Short task
Your task is to extract every line from the material below exactly.
(begin)
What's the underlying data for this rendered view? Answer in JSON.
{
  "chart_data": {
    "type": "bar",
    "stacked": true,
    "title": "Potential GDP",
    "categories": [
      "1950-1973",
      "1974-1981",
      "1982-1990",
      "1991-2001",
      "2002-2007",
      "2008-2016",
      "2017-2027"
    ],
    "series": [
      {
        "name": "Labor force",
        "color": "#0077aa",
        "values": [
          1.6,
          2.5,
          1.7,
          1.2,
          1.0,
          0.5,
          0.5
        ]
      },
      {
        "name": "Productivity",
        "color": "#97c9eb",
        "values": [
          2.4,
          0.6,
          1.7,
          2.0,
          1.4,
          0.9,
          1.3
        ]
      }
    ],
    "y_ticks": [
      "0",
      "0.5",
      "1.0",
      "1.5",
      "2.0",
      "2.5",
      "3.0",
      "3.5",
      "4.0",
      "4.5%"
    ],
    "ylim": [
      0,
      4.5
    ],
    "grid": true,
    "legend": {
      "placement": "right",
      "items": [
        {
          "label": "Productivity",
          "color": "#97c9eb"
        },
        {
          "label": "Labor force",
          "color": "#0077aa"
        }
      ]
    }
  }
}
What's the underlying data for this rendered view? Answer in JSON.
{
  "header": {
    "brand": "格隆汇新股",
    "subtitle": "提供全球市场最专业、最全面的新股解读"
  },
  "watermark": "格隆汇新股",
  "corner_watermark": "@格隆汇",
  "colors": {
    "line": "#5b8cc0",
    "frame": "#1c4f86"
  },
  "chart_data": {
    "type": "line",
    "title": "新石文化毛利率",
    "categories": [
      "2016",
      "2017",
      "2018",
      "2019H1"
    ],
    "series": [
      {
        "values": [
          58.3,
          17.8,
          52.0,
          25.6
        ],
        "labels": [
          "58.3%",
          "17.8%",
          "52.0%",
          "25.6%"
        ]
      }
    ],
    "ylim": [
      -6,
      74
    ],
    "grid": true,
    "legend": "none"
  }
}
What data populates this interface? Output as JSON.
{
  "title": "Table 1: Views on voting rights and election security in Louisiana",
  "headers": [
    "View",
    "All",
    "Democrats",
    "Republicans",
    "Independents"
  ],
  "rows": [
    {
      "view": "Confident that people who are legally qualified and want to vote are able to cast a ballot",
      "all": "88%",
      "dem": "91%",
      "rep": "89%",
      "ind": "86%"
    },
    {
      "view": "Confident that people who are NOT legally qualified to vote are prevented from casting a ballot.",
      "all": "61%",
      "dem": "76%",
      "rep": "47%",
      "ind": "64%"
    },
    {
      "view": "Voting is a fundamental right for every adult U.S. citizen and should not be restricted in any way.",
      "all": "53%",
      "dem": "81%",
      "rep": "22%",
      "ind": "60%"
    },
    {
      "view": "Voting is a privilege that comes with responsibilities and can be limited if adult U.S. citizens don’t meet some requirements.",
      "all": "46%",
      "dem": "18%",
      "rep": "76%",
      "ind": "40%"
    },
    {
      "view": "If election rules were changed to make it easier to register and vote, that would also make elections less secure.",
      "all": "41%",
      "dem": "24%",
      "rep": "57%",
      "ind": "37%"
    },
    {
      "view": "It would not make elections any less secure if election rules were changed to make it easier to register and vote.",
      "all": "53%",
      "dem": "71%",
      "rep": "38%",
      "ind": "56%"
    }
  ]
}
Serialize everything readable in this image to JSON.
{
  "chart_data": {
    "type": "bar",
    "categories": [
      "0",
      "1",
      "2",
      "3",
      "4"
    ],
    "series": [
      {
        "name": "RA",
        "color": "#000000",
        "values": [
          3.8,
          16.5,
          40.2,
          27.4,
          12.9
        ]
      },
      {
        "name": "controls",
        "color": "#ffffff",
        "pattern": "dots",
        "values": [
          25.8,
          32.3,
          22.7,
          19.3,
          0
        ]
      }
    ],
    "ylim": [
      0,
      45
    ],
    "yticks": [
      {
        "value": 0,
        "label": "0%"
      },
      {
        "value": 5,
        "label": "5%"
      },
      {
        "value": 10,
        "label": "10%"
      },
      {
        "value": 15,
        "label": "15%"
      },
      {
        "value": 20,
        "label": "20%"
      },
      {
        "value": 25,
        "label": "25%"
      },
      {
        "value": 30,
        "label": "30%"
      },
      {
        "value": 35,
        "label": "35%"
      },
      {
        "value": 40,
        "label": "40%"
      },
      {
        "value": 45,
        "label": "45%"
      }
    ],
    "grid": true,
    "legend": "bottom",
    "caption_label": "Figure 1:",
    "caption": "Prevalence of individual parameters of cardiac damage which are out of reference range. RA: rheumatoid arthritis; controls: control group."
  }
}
(end)
Answer in full
What's the underlying data for this rendered view? Answer in JSON.
{
  "chart_data": {
    "type": "bar",
    "stacked": true,
    "title": "Potential GDP",
    "categories": [
      "1950-1973",
      "1974-1981",
      "1982-1990",
      "1991-2001",
      "2002-2007",
      "2008-2016",
      "2017-2027"
    ],
    "series": [
      {
        "name": "Labor force",
        "color": "#0077aa",
        "values": [
          1.6,
          2.5,
          1.7,
          1.2,
          1.0,
          0.5,
          0.5
        ]
      },
      {
        "name": "Productivity",
        "color": "#97c9eb",
        "values": [
          2.4,
          0.6,
          1.7,
          2.0,
          1.4,
          0.9,
          1.3
        ]
      }
    ],
    "y_ticks": [
      "0",
      "0.5",
      "1.0",
      "1.5",
      "2.0",
      "2.5",
      "3.0",
      "3.5",
      "4.0",
      "4.5%"
    ],
    "ylim": [
      0,
      4.5
    ],
    "grid": true,
    "legend": {
      "placement": "right",
      "items": [
        {
          "label": "Productivity",
          "color": "#97c9eb"
        },
        {
          "label": "Labor force",
          "color": "#0077aa"
        }
      ]
    }
  }
}
What's the underlying data for this rendered view? Answer in JSON.
{
  "header": {
    "brand": "格隆汇新股",
    "subtitle": "提供全球市场最专业、最全面的新股解读"
  },
  "watermark": "格隆汇新股",
  "corner_watermark": "@格隆汇",
  "colors": {
    "line": "#5b8cc0",
    "frame": "#1c4f86"
  },
  "chart_data": {
    "type": "line",
    "title": "新石文化毛利率",
    "categories": [
      "2016",
      "2017",
      "2018",
      "2019H1"
    ],
    "series": [
      {
        "values": [
          58.3,
          17.8,
          52.0,
          25.6
        ],
        "labels": [
          "58.3%",
          "17.8%",
          "52.0%",
          "25.6%"
        ]
      }
    ],
    "ylim": [
      -6,
      74
    ],
    "grid": true,
    "legend": "none"
  }
}
What data populates this interface? Output as JSON.
{
  "title": "Table 1: Views on voting rights and election security in Louisiana",
  "headers": [
    "View",
    "All",
    "Democrats",
    "Republicans",
    "Independents"
  ],
  "rows": [
    {
      "view": "Confident that people who are legally qualified and want to vote are able to cast a ballot",
      "all": "88%",
      "dem": "91%",
      "rep": "89%",
      "ind": "86%"
    },
    {
      "view": "Confident that people who are NOT legally qualified to vote are prevented from casting a ballot.",
      "all": "61%",
      "dem": "76%",
      "rep": "47%",
      "ind": "64%"
    },
    {
      "view": "Voting is a fundamental right for every adult U.S. citizen and should not be restricted in any way.",
      "all": "53%",
      "dem": "81%",
      "rep": "22%",
      "ind": "60%"
    },
    {
      "view": "Voting is a privilege that comes with responsibilities and can be limited if adult U.S. citizens don’t meet some requirements.",
      "all": "46%",
      "dem": "18%",
      "rep": "76%",
      "ind": "40%"
    },
    {
      "view": "If election rules were changed to make it easier to register and vote, that would also make elections less secure.",
      "all": "41%",
      "dem": "24%",
      "rep": "57%",
      "ind": "37%"
    },
    {
      "view": "It would not make elections any less secure if election rules were changed to make it easier to register and vote.",
      "all": "53%",
      "dem": "71%",
      "rep": "38%",
      "ind": "56%"
    }
  ]
}
Serialize everything readable in this image to JSON.
{
  "chart_data": {
    "type": "bar",
    "categories": [
      "0",
      "1",
      "2",
      "3",
      "4"
    ],
    "series": [
      {
        "name": "RA",
        "color": "#000000",
        "values": [
          3.8,
          16.5,
          40.2,
          27.4,
          12.9
        ]
      },
      {
        "name": "controls",
        "color": "#ffffff",
        "pattern": "dots",
        "values": [
          25.8,
          32.3,
          22.7,
          19.3,
          0
        ]
      }
    ],
    "ylim": [
      0,
      45
    ],
    "yticks": [
      {
        "value": 0,
        "label": "0%"
      },
      {
        "value": 5,
        "label": "5%"
      },
      {
        "value": 10,
        "label": "10%"
      },
      {
        "value": 15,
        "label": "15%"
      },
      {
        "value": 20,
        "label": "20%"
      },
      {
        "value": 25,
        "label": "25%"
      },
      {
        "value": 30,
        "label": "30%"
      },
      {
        "value": 35,
        "label": "35%"
      },
      {
        "value": 40,
        "label": "40%"
      },
      {
        "value": 45,
        "label": "45%"
      }
    ],
    "grid": true,
    "legend": "bottom",
    "caption_label": "Figure 1:",
    "caption": "Prevalence of individual parameters of cardiac damage which are out of reference range. RA: rheumatoid arthritis; controls: control group."
  }
}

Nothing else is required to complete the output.